WHAT YOU ARE ASKED TO DO
The records below are to be copied word for word, with every picture left out.
---
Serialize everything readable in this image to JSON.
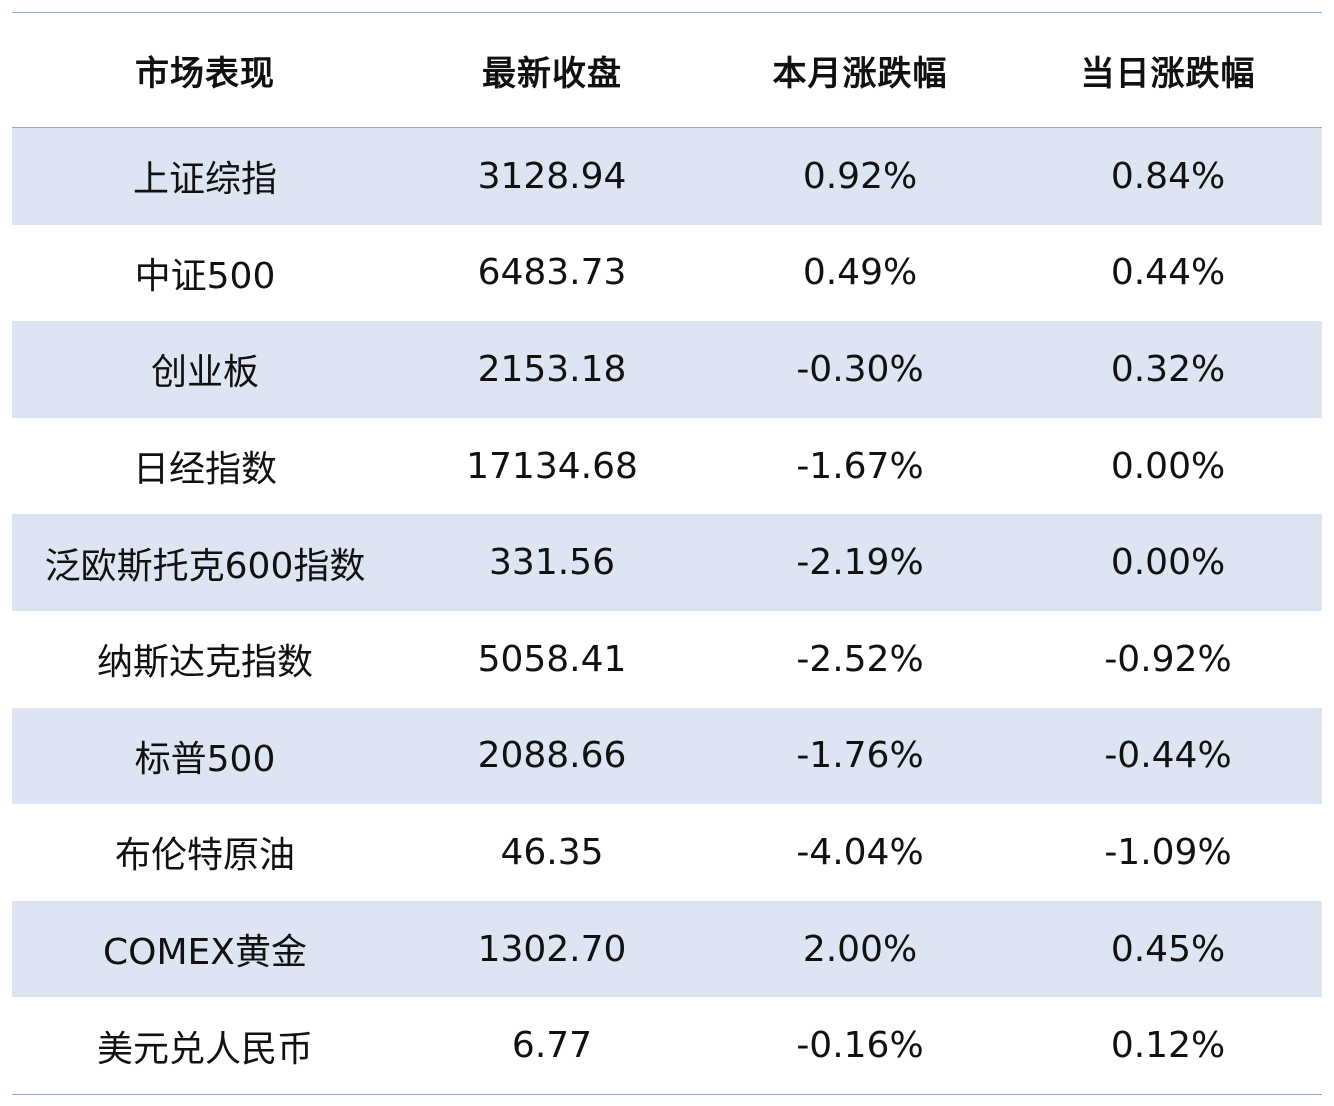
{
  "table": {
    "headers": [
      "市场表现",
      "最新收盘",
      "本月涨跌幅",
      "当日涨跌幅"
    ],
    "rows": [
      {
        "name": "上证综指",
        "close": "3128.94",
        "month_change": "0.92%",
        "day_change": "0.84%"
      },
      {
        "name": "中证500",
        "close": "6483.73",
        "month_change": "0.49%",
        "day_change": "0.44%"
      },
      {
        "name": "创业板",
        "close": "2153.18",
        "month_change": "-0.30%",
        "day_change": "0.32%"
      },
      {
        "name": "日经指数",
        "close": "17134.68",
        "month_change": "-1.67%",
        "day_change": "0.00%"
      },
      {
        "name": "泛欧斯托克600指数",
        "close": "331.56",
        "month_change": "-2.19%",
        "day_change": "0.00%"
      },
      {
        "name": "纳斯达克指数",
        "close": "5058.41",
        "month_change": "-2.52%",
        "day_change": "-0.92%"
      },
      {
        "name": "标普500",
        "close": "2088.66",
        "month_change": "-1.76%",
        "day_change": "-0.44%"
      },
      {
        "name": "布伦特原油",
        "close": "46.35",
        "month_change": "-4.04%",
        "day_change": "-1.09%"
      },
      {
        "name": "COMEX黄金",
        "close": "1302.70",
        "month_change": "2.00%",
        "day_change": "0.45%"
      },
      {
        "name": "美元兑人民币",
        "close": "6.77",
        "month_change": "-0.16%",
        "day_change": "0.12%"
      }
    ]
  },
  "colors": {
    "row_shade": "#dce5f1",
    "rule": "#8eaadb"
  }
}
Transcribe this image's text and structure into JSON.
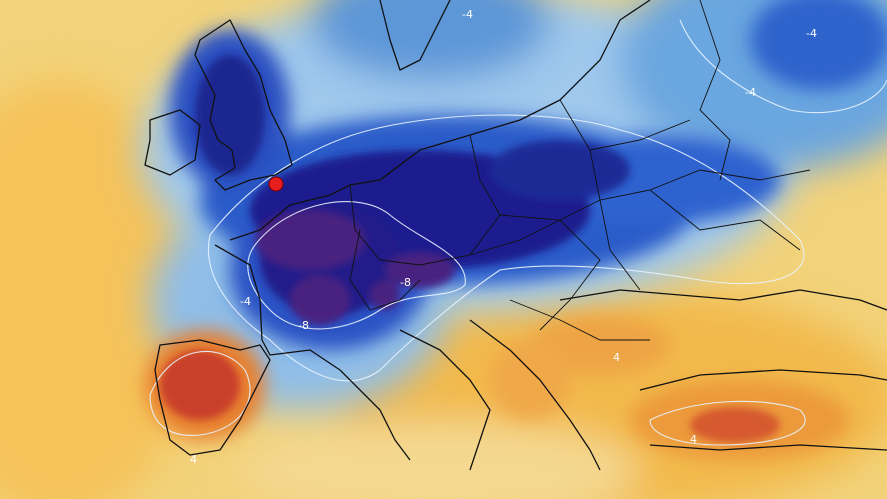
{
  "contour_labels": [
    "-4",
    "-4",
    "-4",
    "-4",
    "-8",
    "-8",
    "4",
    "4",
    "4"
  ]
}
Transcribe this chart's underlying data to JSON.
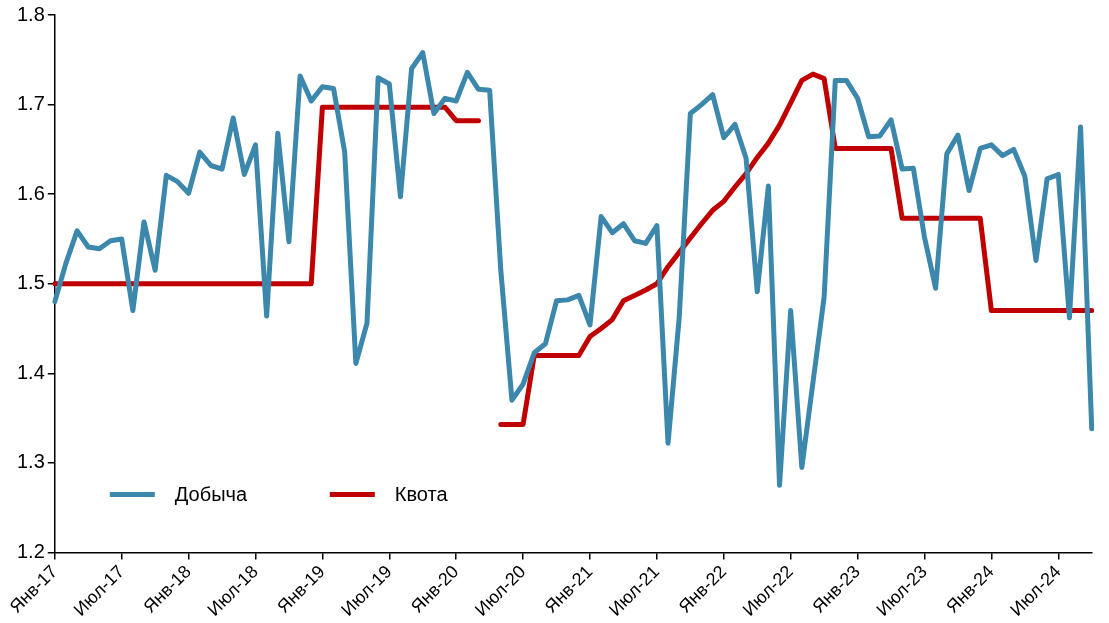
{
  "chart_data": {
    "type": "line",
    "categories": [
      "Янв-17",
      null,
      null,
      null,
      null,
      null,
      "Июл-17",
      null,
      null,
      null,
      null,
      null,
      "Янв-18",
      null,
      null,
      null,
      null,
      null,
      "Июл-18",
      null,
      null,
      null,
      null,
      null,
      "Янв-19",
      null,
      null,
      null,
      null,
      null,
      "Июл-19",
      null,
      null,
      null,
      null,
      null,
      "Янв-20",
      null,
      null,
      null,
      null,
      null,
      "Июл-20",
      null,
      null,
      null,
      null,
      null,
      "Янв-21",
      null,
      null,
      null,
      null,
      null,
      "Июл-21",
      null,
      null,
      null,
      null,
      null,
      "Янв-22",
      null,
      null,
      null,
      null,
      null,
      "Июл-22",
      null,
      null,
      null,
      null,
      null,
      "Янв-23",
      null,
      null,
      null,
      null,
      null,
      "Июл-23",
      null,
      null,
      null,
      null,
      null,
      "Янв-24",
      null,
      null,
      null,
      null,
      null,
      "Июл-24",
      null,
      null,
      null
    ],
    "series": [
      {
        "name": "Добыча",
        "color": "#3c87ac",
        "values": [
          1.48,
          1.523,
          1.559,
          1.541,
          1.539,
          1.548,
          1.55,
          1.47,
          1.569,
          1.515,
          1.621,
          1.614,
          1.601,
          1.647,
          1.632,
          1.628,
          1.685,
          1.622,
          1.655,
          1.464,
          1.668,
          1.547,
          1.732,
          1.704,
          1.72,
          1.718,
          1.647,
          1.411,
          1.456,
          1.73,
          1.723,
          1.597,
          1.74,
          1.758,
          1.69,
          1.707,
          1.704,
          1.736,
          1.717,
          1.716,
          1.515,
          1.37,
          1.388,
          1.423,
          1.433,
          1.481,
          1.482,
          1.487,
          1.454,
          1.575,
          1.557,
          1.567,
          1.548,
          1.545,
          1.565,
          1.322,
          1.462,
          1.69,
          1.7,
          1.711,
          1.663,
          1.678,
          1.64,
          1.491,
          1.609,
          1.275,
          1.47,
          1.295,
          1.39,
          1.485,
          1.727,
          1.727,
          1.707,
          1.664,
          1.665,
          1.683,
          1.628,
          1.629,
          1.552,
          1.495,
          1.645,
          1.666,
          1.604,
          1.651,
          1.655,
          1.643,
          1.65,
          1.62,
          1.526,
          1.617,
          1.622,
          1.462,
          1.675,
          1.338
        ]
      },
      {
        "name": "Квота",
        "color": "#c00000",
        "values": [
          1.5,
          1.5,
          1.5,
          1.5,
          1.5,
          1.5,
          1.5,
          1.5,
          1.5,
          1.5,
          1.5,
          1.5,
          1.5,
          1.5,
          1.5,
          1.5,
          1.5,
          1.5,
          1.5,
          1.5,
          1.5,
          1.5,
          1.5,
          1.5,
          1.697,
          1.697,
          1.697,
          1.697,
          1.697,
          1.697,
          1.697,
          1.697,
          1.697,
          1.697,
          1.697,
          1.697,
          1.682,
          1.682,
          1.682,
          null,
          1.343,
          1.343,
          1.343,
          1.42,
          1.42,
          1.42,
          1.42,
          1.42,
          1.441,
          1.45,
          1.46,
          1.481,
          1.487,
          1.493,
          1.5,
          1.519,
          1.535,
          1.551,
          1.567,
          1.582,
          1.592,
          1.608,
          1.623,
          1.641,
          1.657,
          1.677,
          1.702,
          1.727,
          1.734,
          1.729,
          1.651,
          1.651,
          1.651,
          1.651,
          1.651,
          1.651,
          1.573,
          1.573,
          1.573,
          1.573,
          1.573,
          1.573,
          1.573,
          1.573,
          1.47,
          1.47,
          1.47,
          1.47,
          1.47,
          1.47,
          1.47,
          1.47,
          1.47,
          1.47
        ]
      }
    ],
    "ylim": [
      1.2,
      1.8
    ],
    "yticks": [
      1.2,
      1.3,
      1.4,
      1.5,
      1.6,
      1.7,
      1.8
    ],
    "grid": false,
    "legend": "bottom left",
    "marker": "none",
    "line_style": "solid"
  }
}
---
THE ANSWER
Serialize everything readable in this image to JSON.
{
  "table": {
    "headers": [
      "市场表现",
      "最新收盘",
      "本月涨跌幅",
      "当日涨跌幅"
    ],
    "rows": [
      {
        "name": "上证综指",
        "close": "3128.94",
        "month_change": "0.92%",
        "day_change": "0.84%"
      },
      {
        "name": "中证500",
        "close": "6483.73",
        "month_change": "0.49%",
        "day_change": "0.44%"
      },
      {
        "name": "创业板",
        "close": "2153.18",
        "month_change": "-0.30%",
        "day_change": "0.32%"
      },
      {
        "name": "日经指数",
        "close": "17134.68",
        "month_change": "-1.67%",
        "day_change": "0.00%"
      },
      {
        "name": "泛欧斯托克600指数",
        "close": "331.56",
        "month_change": "-2.19%",
        "day_change": "0.00%"
      },
      {
        "name": "纳斯达克指数",
        "close": "5058.41",
        "month_change": "-2.52%",
        "day_change": "-0.92%"
      },
      {
        "name": "标普500",
        "close": "2088.66",
        "month_change": "-1.76%",
        "day_change": "-0.44%"
      },
      {
        "name": "布伦特原油",
        "close": "46.35",
        "month_change": "-4.04%",
        "day_change": "-1.09%"
      },
      {
        "name": "COMEX黄金",
        "close": "1302.70",
        "month_change": "2.00%",
        "day_change": "0.45%"
      },
      {
        "name": "美元兑人民币",
        "close": "6.77",
        "month_change": "-0.16%",
        "day_change": "0.12%"
      }
    ]
  },
  "colors": {
    "row_shade": "#dce5f1",
    "rule": "#8eaadb"
  }
}
Transcribe this image's text and structure into JSON.
{
  "contour_labels": [
    "-4",
    "-4",
    "-4",
    "-4",
    "-8",
    "-8",
    "4",
    "4",
    "4"
  ]
}
Transcribe this chart's underlying data to JSON.
{
  "chart_data": {
    "type": "line",
    "categories": [
      "Янв-17",
      null,
      null,
      null,
      null,
      null,
      "Июл-17",
      null,
      null,
      null,
      null,
      null,
      "Янв-18",
      null,
      null,
      null,
      null,
      null,
      "Июл-18",
      null,
      null,
      null,
      null,
      null,
      "Янв-19",
      null,
      null,
      null,
      null,
      null,
      "Июл-19",
      null,
      null,
      null,
      null,
      null,
      "Янв-20",
      null,
      null,
      null,
      null,
      null,
      "Июл-20",
      null,
      null,
      null,
      null,
      null,
      "Янв-21",
      null,
      null,
      null,
      null,
      null,
      "Июл-21",
      null,
      null,
      null,
      null,
      null,
      "Янв-22",
      null,
      null,
      null,
      null,
      null,
      "Июл-22",
      null,
      null,
      null,
      null,
      null,
      "Янв-23",
      null,
      null,
      null,
      null,
      null,
      "Июл-23",
      null,
      null,
      null,
      null,
      null,
      "Янв-24",
      null,
      null,
      null,
      null,
      null,
      "Июл-24",
      null,
      null,
      null
    ],
    "series": [
      {
        "name": "Добыча",
        "color": "#3c87ac",
        "values": [
          1.48,
          1.523,
          1.559,
          1.541,
          1.539,
          1.548,
          1.55,
          1.47,
          1.569,
          1.515,
          1.621,
          1.614,
          1.601,
          1.647,
          1.632,
          1.628,
          1.685,
          1.622,
          1.655,
          1.464,
          1.668,
          1.547,
          1.732,
          1.704,
          1.72,
          1.718,
          1.647,
          1.411,
          1.456,
          1.73,
          1.723,
          1.597,
          1.74,
          1.758,
          1.69,
          1.707,
          1.704,
          1.736,
          1.717,
          1.716,
          1.515,
          1.37,
          1.388,
          1.423,
          1.433,
          1.481,
          1.482,
          1.487,
          1.454,
          1.575,
          1.557,
          1.567,
          1.548,
          1.545,
          1.565,
          1.322,
          1.462,
          1.69,
          1.7,
          1.711,
          1.663,
          1.678,
          1.64,
          1.491,
          1.609,
          1.275,
          1.47,
          1.295,
          1.39,
          1.485,
          1.727,
          1.727,
          1.707,
          1.664,
          1.665,
          1.683,
          1.628,
          1.629,
          1.552,
          1.495,
          1.645,
          1.666,
          1.604,
          1.651,
          1.655,
          1.643,
          1.65,
          1.62,
          1.526,
          1.617,
          1.622,
          1.462,
          1.675,
          1.338
        ]
      },
      {
        "name": "Квота",
        "color": "#c00000",
        "values": [
          1.5,
          1.5,
          1.5,
          1.5,
          1.5,
          1.5,
          1.5,
          1.5,
          1.5,
          1.5,
          1.5,
          1.5,
          1.5,
          1.5,
          1.5,
          1.5,
          1.5,
          1.5,
          1.5,
          1.5,
          1.5,
          1.5,
          1.5,
          1.5,
          1.697,
          1.697,
          1.697,
          1.697,
          1.697,
          1.697,
          1.697,
          1.697,
          1.697,
          1.697,
          1.697,
          1.697,
          1.682,
          1.682,
          1.682,
          null,
          1.343,
          1.343,
          1.343,
          1.42,
          1.42,
          1.42,
          1.42,
          1.42,
          1.441,
          1.45,
          1.46,
          1.481,
          1.487,
          1.493,
          1.5,
          1.519,
          1.535,
          1.551,
          1.567,
          1.582,
          1.592,
          1.608,
          1.623,
          1.641,
          1.657,
          1.677,
          1.702,
          1.727,
          1.734,
          1.729,
          1.651,
          1.651,
          1.651,
          1.651,
          1.651,
          1.651,
          1.573,
          1.573,
          1.573,
          1.573,
          1.573,
          1.573,
          1.573,
          1.573,
          1.47,
          1.47,
          1.47,
          1.47,
          1.47,
          1.47,
          1.47,
          1.47,
          1.47,
          1.47
        ]
      }
    ],
    "ylim": [
      1.2,
      1.8
    ],
    "yticks": [
      1.2,
      1.3,
      1.4,
      1.5,
      1.6,
      1.7,
      1.8
    ],
    "grid": false,
    "legend": "bottom left",
    "marker": "none",
    "line_style": "solid"
  }
}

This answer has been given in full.